_Actions to take_
1. Can you print, word for word, the part of the thread on the fill() segfault that opens with the words containing "Right now I" and closes with "dispatch_fill in fill.hpp."?
2. Will you output every one of the entries below, line for line and unchanged?

_Text block_
· · · · ·
Looks like we're inside scan_on_gpu() and calling fill() with a single uint16_ vector value to zero out a temporary buffer.

The segfault backtrace I get is the same as @prthakre posted before.

prthakre commented 8 years ago

Thanks for the confirmation. Do you have a quick and dirty fix for me to try out ?

jszuppe commented 8 years ago

Right now I don't know why this exception is raised. IIRC, invalid value error happens when memory defined by size and offset is out of bounds or host pointer is a null pointer.

Now I can not find where is the problem. I have a busy day today, I'll try to locate the problem tomorrow. You can try to force filling with fill buffer operation by commenting out if statement in dispatch_fill in fill.hpp.

Thanks for the confirmation. Do you have a quick and dirty fix for me to try out ?

— You are receiving this because you were mentioned. Reply to this email directly or view it on GitHub https://github.com/boostorg/compute/issues/615#issuecomment-221492637

prthakre commented 8 years ago

You are asking me to comment below if block and force else to execute ?

if(count == 1){ // use clEnqueueWriteBuffer() directly when writing a single value // to the device buffer. this is potentially more efficient and also // works around a bug in the intel opencl driver. queue.enqueue_write_buffer( first.get_buffer(), offset * sizeof(value_type), sizeof(value_type), &pattern ); } else { queue.enqueue_fill_buffer( first.get_buffer(), &pattern, sizeof(value_type), offset * sizeof(value_type), count * sizeof(value_type) ); }

Afraid, this change causes a crash irrespective of size of vector.
· · · · ·
_Records provided_
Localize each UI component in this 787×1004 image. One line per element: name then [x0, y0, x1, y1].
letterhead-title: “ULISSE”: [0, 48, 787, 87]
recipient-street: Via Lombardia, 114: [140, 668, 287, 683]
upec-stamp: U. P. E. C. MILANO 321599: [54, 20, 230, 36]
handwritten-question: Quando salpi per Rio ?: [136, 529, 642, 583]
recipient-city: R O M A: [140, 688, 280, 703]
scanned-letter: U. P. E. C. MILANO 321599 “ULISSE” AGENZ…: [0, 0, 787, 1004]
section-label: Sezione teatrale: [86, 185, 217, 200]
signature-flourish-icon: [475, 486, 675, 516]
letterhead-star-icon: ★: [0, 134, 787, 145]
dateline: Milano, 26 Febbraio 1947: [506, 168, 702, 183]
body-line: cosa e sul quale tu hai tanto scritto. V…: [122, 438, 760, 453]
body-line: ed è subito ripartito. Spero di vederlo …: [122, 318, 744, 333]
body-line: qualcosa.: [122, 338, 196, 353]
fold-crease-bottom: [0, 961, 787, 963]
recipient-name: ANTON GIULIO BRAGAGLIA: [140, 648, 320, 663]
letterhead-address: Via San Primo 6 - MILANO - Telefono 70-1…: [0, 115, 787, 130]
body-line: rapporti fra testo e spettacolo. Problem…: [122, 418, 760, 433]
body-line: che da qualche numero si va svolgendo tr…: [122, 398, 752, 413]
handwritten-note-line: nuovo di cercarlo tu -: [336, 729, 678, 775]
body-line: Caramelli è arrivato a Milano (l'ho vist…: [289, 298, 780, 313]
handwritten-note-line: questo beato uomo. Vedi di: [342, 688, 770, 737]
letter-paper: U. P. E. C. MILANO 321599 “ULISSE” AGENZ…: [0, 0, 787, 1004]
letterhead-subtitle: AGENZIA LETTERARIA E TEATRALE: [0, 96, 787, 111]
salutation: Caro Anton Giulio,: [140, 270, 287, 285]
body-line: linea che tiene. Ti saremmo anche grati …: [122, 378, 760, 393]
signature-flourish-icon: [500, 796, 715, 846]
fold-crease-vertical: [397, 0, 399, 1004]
· · · · ·
_Task results_
1.
Right now I don't know why this exception is raised. IIRC, invalid value error happens when memory defined by size and offset is out of bounds or host pointer is a null pointer.

Now I can not find where is the problem. I have a busy day today, I'll try to locate the problem tomorrow. You can try to force filling with fill buffer operation by commenting out if statement in dispatch_fill in fill.hpp.

2.
Localize each UI component in this 787×1004 image. One line per element: name then [x0, y0, x1, y1].
letterhead-title: “ULISSE”: [0, 48, 787, 87]
recipient-street: Via Lombardia, 114: [140, 668, 287, 683]
upec-stamp: U. P. E. C. MILANO 321599: [54, 20, 230, 36]
handwritten-question: Quando salpi per Rio ?: [136, 529, 642, 583]
recipient-city: R O M A: [140, 688, 280, 703]
scanned-letter: U. P. E. C. MILANO 321599 “ULISSE” AGENZ…: [0, 0, 787, 1004]
section-label: Sezione teatrale: [86, 185, 217, 200]
signature-flourish-icon: [475, 486, 675, 516]
letterhead-star-icon: ★: [0, 134, 787, 145]
dateline: Milano, 26 Febbraio 1947: [506, 168, 702, 183]
body-line: cosa e sul quale tu hai tanto scritto. V…: [122, 438, 760, 453]
body-line: ed è subito ripartito. Spero di vederlo …: [122, 318, 744, 333]
body-line: qualcosa.: [122, 338, 196, 353]
fold-crease-bottom: [0, 961, 787, 963]
recipient-name: ANTON GIULIO BRAGAGLIA: [140, 648, 320, 663]
letterhead-address: Via San Primo 6 - MILANO - Telefono 70-1…: [0, 115, 787, 130]
body-line: rapporti fra testo e spettacolo. Problem…: [122, 418, 760, 433]
body-line: che da qualche numero si va svolgendo tr…: [122, 398, 752, 413]
handwritten-note-line: nuovo di cercarlo tu -: [336, 729, 678, 775]
body-line: Caramelli è arrivato a Milano (l'ho vist…: [289, 298, 780, 313]
handwritten-note-line: questo beato uomo. Vedi di: [342, 688, 770, 737]
letter-paper: U. P. E. C. MILANO 321599 “ULISSE” AGENZ…: [0, 0, 787, 1004]
letterhead-subtitle: AGENZIA LETTERARIA E TEATRALE: [0, 96, 787, 111]
salutation: Caro Anton Giulio,: [140, 270, 287, 285]
body-line: linea che tiene. Ti saremmo anche grati …: [122, 378, 760, 393]
signature-flourish-icon: [500, 796, 715, 846]
fold-crease-vertical: [397, 0, 399, 1004]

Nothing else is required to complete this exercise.